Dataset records
--- START ---
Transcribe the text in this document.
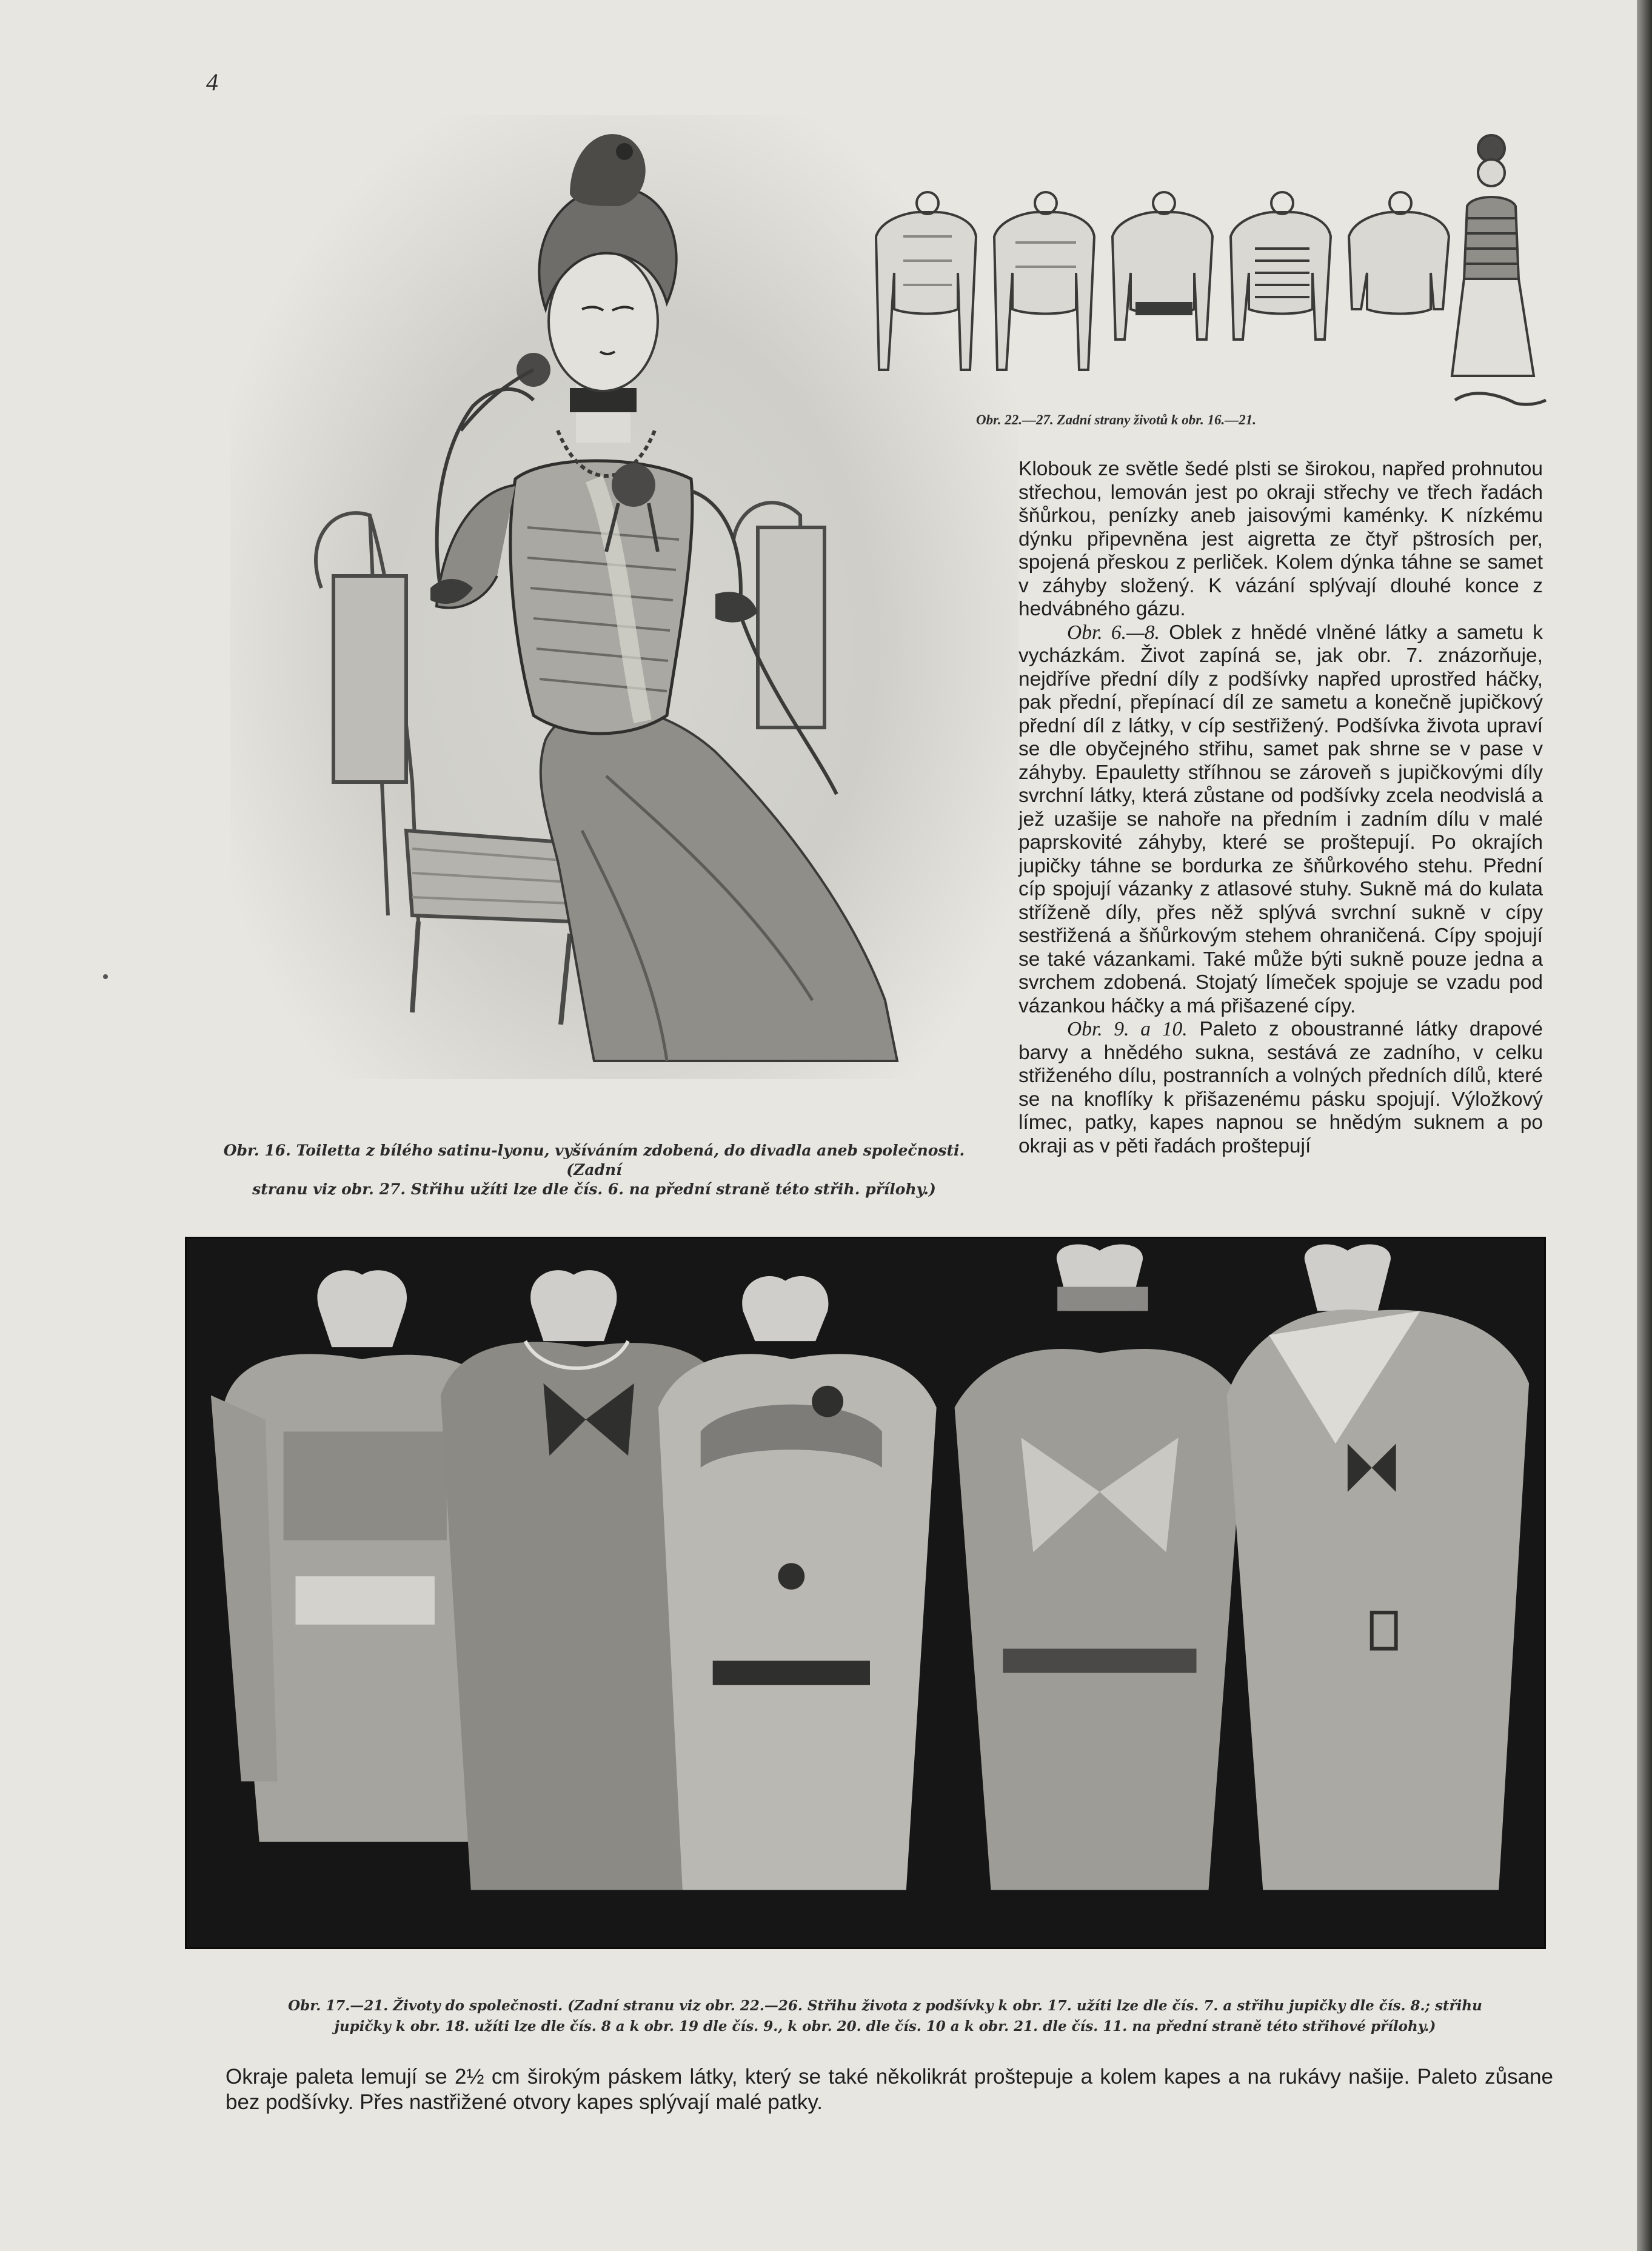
4
Obr. 16. Toiletta z bílého satinu-lyonu, vyšíváním zdobená, do divadla aneb společnosti. (Zadní
stranu viz obr. 27. Střihu užíti lze dle čís. 6. na přední straně této střih. přílohy.)
Obr. 22.—27. Zadní strany životů k obr. 16.—21.

Klobouk ze světle šedé plsti se širokou, napřed prohnutou střechou, lemován jest po okraji střechy ve třech řadách šňůrkou, penízky aneb jaisovými kaménky. K nízkému dýnku připevněna jest aigretta ze čtyř pštrosích per, spojená přeskou z perliček. Kolem dýnka táhne se samet v záhyby složený. K vázání splývají dlouhé konce z hedvábného gázu.

Obr. 6.—8. Oblek z hnědé vlněné látky a sametu k vycházkám. Život zapíná se, jak obr. 7. znázorňuje, nejdříve přední díly z podšívky napřed uprostřed háčky, pak přední, přepínací díl ze sametu a konečně jupičkový přední díl z látky, v cíp sestřižený. Podšívka života upraví se dle obyčejného střihu, samet pak shrne se v pase v záhyby. Epauletty stříhnou se zároveň s jupičkovými díly svrchní látky, která zůstane od podšívky zcela neodvislá a jež uzašije se nahoře na předním i zadním dílu v malé paprskovité záhyby, které se proštepují. Po okrajích jupičky táhne se bordurka ze šňůrkového stehu. Přední cíp spojují vázanky z atlasové stuhy. Sukně má do kulata stříženě díly, přes něž splývá svrchní sukně v cípy sestřižená a šňůrkovým stehem ohraničená. Cípy spojují se také vázankami. Také může býti sukně pouze jedna a svrchem zdobená. Stojatý límeček spojuje se vzadu pod vázankou háčky a má přišazené cípy.

Obr. 9. a 10. Paleto z oboustranné látky drapové barvy a hnědého sukna, sestává ze zadního, v celku střiženého dílu, postranních a volných předních dílů, které se na knoflíky k přišazenému pásku spojují. Výložkový límec, patky, kapes napnou se hnědým suknem a po okraji as v pěti řadách proštepují

Obr. 17.—21. Životy do společnosti. (Zadní stranu viz obr. 22.—26. Střihu života z podšívky k obr. 17. užíti lze dle čís. 7. a střihu jupičky dle čís. 8.; střihu
jupičky k obr. 18. užíti lze dle čís. 8 a k obr. 19 dle čís. 9., k obr. 20. dle čís. 10 a k obr. 21. dle čís. 11. na přední straně této střihové přílohy.)
Okraje paleta lemují se 2½ cm širokým páskem látky, který se také několikrát proštepuje a kolem kapes a na rukávy našije. Paleto zůsane bez podšívky. Přes nastřižené otvory kapes splývají malé patky.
--- END ---
-- WHAT IS REQUIRED --
How many lines of the listing above include the word "stranu"? Reply with the number alone.

-- FINAL RESULT --
2